Work to complete: Using the records provided below, locate and copy each line that contains the word "JSON".

------------------------------

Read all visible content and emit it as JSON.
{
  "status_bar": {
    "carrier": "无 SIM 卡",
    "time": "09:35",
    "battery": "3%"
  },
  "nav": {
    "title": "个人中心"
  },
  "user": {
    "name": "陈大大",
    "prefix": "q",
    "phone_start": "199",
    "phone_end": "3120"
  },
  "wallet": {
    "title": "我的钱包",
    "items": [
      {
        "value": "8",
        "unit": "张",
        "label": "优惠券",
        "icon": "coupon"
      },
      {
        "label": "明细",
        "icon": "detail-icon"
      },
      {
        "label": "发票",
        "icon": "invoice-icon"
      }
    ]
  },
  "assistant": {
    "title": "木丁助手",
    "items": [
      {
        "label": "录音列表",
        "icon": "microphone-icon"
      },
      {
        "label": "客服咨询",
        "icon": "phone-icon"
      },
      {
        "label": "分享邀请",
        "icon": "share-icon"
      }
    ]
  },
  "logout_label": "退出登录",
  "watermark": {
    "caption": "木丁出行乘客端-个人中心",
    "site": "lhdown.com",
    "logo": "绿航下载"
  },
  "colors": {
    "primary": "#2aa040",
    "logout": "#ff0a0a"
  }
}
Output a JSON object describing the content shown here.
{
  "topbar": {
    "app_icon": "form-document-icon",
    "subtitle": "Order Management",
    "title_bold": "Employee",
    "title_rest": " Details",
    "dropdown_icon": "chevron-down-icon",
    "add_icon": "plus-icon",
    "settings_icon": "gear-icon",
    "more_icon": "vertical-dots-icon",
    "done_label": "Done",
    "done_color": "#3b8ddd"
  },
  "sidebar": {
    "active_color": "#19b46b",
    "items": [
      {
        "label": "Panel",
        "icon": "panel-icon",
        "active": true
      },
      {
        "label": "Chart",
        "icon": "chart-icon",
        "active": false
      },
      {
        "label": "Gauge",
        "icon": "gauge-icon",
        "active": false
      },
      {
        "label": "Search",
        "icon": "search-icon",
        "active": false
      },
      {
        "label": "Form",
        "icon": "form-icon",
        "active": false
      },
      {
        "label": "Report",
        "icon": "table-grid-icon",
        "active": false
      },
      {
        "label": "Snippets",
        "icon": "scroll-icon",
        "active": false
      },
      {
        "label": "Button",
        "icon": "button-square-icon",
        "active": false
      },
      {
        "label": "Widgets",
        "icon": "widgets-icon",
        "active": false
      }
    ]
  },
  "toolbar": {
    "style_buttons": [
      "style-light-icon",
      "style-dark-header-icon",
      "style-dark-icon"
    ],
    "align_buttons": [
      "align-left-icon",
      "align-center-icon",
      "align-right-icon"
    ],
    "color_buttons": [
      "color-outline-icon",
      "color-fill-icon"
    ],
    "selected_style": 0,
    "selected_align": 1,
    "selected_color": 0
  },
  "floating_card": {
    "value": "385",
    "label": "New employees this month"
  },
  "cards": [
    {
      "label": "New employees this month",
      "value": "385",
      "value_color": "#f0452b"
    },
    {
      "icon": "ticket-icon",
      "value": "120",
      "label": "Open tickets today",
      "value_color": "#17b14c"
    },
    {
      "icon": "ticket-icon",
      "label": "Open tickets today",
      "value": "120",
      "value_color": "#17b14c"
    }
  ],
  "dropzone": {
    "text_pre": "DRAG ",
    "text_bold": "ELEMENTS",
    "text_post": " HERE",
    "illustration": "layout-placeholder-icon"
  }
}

------------------------------

Problem solution:
Read all visible content and emit it as JSON.
Output a JSON object describing the content shown here.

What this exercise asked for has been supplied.